DATA SUPPLIED.
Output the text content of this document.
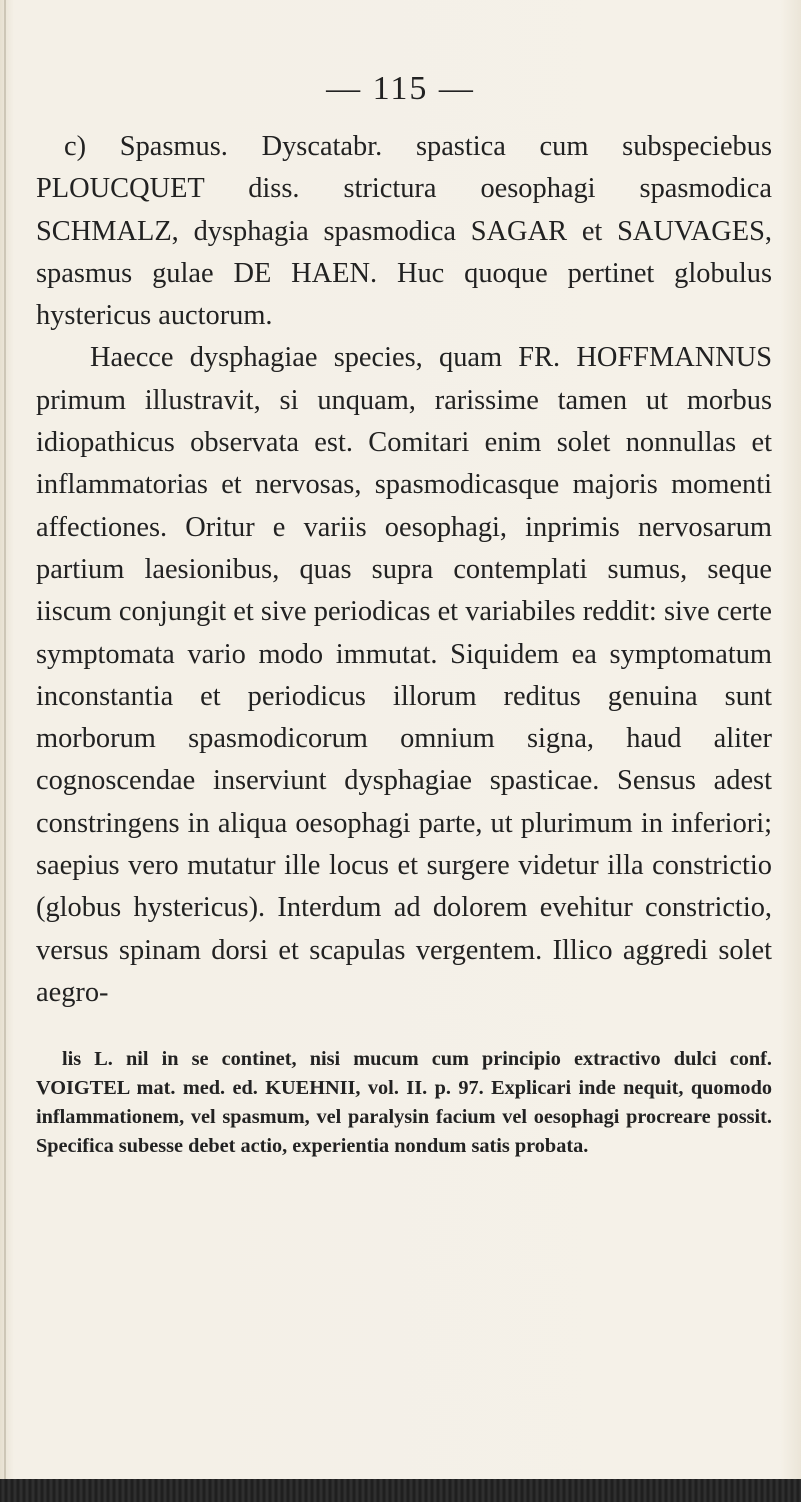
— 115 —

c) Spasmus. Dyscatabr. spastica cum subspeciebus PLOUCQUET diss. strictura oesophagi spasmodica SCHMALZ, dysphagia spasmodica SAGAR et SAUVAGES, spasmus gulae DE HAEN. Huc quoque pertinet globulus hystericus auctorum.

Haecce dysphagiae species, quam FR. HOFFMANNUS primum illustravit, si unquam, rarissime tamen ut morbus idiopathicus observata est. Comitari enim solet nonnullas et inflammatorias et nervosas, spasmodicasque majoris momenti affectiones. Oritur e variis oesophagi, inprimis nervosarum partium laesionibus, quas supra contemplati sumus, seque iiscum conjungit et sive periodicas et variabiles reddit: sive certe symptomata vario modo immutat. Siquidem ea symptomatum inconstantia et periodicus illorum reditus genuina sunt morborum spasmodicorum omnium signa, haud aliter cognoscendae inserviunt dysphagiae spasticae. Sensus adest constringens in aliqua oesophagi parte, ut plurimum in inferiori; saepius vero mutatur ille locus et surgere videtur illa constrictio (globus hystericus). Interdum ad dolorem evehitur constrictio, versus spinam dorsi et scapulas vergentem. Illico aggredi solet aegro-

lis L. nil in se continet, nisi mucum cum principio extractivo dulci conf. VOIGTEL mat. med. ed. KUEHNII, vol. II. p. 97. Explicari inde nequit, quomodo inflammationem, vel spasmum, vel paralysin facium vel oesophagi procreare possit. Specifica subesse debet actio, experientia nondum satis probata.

WHAT YOU WILL DO.
Can you repeat every record above exactly, apart from the pictures?

OUTPUT BELOW.
Output the text content of this document.
— 115 —

c) Spasmus. Dyscatabr. spastica cum subspeciebus PLOUCQUET diss. strictura oesophagi spasmodica SCHMALZ, dysphagia spasmodica SAGAR et SAUVAGES, spasmus gulae DE HAEN. Huc quoque pertinet globulus hystericus auctorum.

Haecce dysphagiae species, quam FR. HOFFMANNUS primum illustravit, si unquam, rarissime tamen ut morbus idiopathicus observata est. Comitari enim solet nonnullas et inflammatorias et nervosas, spasmodicasque majoris momenti affectiones. Oritur e variis oesophagi, inprimis nervosarum partium laesionibus, quas supra contemplati sumus, seque iiscum conjungit et sive periodicas et variabiles reddit: sive certe symptomata vario modo immutat. Siquidem ea symptomatum inconstantia et periodicus illorum reditus genuina sunt morborum spasmodicorum omnium signa, haud aliter cognoscendae inserviunt dysphagiae spasticae. Sensus adest constringens in aliqua oesophagi parte, ut plurimum in inferiori; saepius vero mutatur ille locus et surgere videtur illa constrictio (globus hystericus). Interdum ad dolorem evehitur constrictio, versus spinam dorsi et scapulas vergentem. Illico aggredi solet aegro-

lis L. nil in se continet, nisi mucum cum principio extractivo dulci conf. VOIGTEL mat. med. ed. KUEHNII, vol. II. p. 97. Explicari inde nequit, quomodo inflammationem, vel spasmum, vel paralysin facium vel oesophagi procreare possit. Specifica subesse debet actio, experientia nondum satis probata.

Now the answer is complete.